Start Data shown

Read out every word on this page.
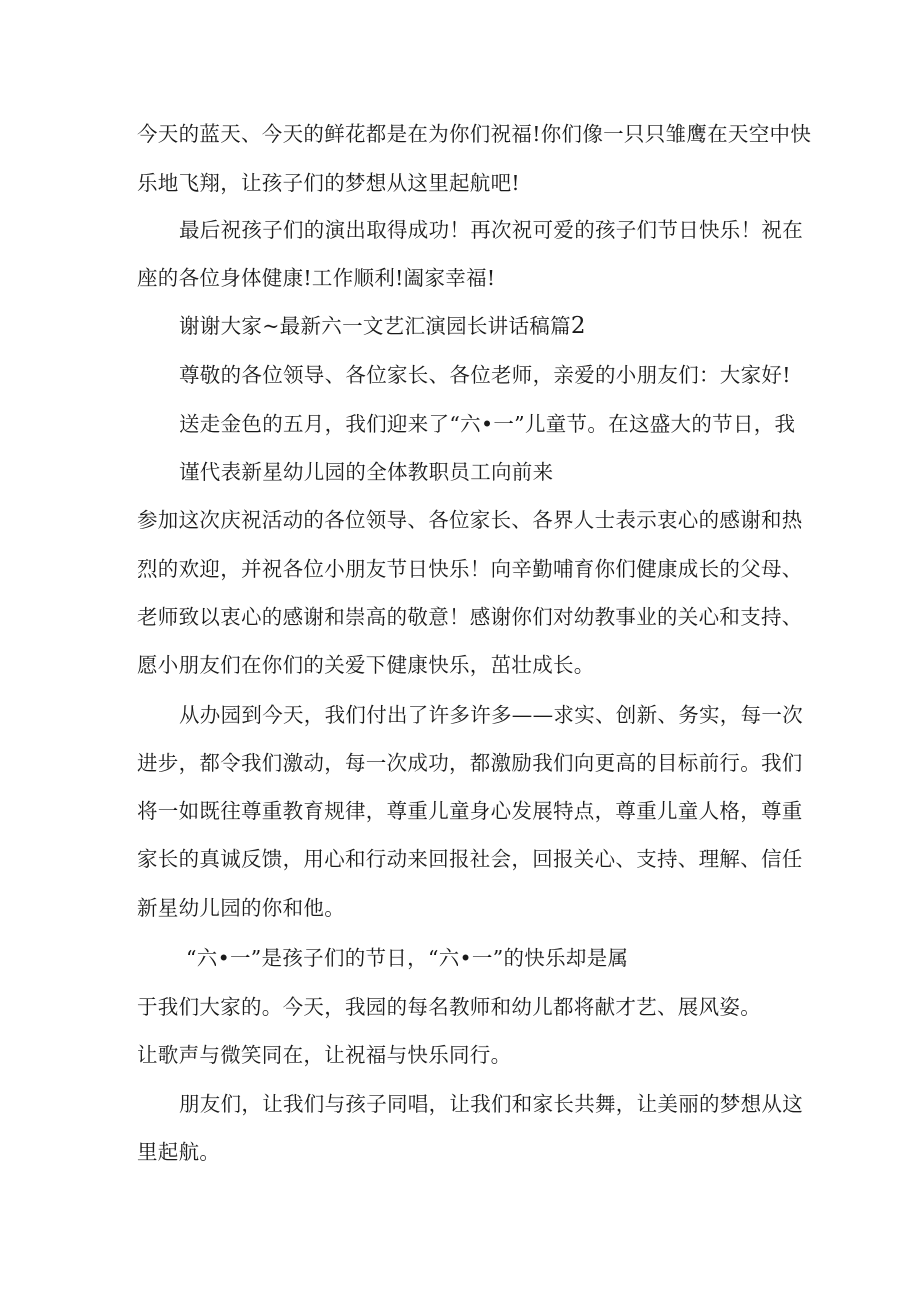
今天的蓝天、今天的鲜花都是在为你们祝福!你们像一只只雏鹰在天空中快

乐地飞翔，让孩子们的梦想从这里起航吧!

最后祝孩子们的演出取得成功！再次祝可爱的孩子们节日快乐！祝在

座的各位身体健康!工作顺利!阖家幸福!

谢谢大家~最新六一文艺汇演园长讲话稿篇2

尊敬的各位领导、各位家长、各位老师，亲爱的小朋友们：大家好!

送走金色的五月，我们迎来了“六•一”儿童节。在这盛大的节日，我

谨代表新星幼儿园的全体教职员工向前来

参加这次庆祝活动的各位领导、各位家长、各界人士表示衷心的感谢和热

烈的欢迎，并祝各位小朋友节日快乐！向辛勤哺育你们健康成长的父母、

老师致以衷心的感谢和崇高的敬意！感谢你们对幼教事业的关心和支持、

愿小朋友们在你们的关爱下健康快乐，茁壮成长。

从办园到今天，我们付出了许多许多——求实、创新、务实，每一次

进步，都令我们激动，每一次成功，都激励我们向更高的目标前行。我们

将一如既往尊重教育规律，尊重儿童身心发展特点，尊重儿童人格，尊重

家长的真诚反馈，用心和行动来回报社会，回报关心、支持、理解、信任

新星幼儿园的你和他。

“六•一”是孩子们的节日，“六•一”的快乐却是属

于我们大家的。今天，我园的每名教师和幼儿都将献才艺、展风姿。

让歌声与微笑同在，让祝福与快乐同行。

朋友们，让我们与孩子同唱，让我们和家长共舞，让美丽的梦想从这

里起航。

End Data shown
Start Data shown

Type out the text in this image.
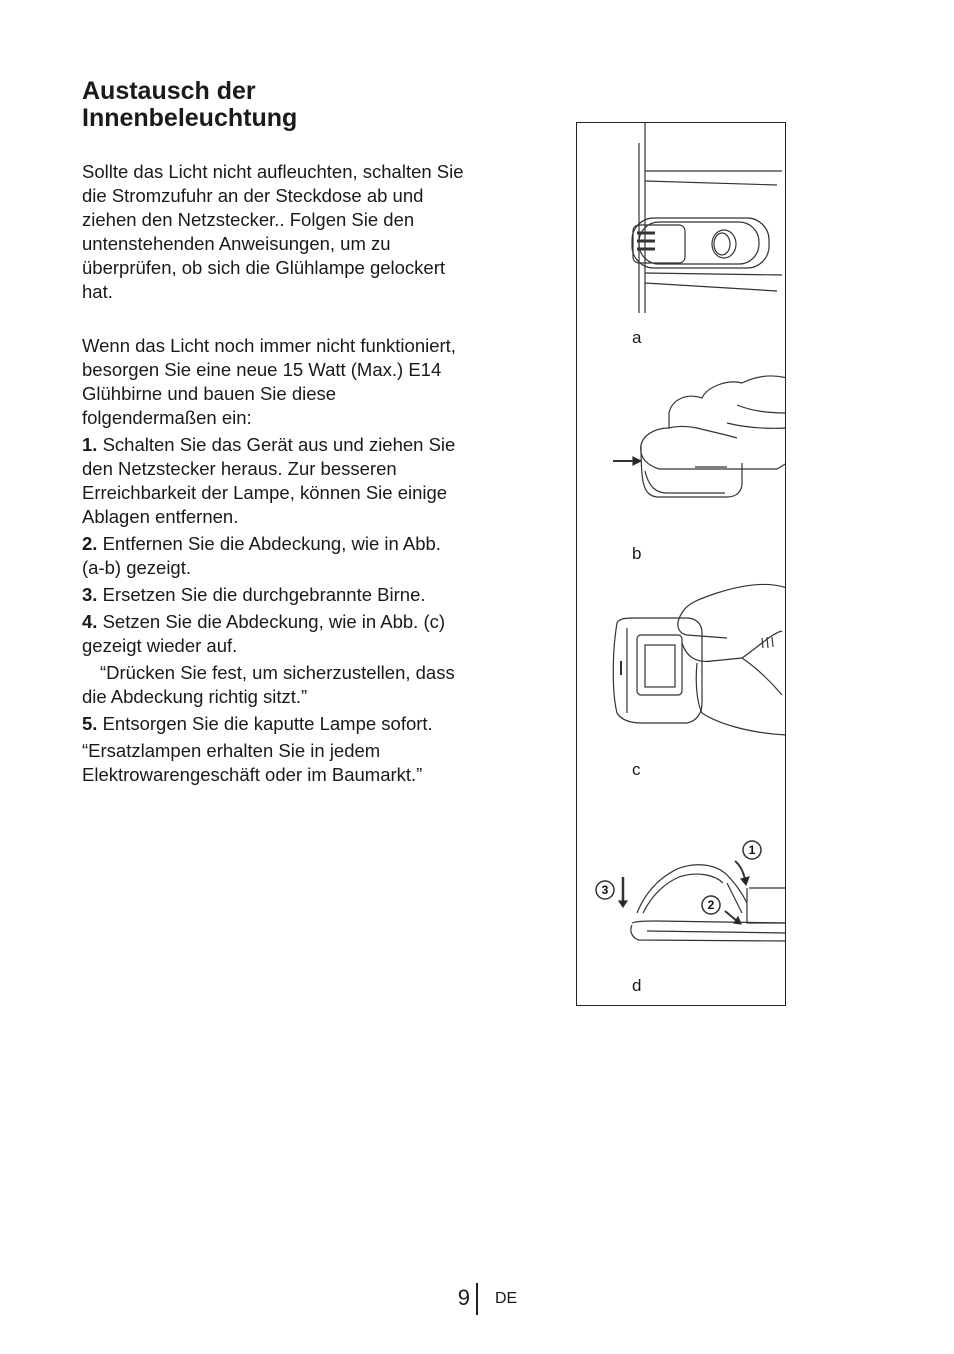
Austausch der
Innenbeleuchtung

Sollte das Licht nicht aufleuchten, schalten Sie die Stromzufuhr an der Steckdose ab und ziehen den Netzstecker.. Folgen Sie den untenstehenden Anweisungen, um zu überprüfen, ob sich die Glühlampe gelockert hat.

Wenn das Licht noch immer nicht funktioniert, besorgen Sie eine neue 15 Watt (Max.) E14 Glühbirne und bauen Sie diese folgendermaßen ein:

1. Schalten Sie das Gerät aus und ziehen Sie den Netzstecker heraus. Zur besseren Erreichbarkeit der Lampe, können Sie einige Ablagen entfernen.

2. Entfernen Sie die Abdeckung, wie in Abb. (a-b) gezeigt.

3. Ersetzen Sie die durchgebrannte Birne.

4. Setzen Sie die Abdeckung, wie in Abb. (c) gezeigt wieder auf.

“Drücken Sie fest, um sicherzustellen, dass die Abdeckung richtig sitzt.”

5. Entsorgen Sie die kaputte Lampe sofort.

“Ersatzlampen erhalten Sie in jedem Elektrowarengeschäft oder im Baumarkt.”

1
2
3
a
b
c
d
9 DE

End Data shown
Start Data shown

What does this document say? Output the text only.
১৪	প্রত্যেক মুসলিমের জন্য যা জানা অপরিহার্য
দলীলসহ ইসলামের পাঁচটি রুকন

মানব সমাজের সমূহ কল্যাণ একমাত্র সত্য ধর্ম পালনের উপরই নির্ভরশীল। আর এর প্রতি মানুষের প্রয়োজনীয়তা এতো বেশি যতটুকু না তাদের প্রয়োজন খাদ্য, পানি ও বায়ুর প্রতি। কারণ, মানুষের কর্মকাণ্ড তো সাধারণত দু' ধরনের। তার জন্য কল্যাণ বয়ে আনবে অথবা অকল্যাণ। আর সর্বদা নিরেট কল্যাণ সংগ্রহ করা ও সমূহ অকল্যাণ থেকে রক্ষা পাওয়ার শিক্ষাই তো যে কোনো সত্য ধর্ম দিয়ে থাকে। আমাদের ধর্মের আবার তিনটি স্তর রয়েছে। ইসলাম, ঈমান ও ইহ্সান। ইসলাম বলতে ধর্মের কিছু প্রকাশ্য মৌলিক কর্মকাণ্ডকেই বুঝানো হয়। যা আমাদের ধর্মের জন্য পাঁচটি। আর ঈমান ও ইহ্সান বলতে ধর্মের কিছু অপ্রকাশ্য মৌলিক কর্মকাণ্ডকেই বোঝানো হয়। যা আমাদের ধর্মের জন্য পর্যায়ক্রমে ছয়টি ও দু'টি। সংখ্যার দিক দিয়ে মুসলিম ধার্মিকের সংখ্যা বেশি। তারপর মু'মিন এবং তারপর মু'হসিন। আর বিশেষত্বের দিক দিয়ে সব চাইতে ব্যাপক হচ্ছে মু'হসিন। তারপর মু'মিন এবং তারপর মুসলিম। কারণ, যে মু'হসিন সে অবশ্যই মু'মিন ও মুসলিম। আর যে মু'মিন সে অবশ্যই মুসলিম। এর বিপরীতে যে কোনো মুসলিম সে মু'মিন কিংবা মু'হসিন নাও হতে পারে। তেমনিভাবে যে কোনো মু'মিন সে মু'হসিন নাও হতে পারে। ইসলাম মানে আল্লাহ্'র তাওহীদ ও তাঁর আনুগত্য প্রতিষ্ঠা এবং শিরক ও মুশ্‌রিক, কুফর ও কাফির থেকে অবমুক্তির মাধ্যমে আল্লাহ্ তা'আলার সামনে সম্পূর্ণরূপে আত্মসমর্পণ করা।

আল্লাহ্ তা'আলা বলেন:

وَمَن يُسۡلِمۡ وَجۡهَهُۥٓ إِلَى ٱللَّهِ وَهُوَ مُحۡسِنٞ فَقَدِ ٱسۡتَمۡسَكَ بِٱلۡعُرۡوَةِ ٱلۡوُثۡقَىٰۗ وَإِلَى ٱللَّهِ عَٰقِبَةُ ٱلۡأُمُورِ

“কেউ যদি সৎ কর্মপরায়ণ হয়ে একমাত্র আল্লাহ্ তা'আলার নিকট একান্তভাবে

End Data shown

• [Problem] Search the data for the string "Netzstecker" and copy each line where it appears.

• [The response]
Sollte das Licht nicht aufleuchten, schalten Sie die Stromzufuhr an der Steckdose ab und ziehen den Netzstecker.. Folgen Sie den untenstehenden Anweisungen, um zu überprüfen, ob sich die Glühlampe gelockert hat.
1. Schalten Sie das Gerät aus und ziehen Sie den Netzstecker heraus. Zur besseren Erreichbarkeit der Lampe, können Sie einige Ablagen entfernen.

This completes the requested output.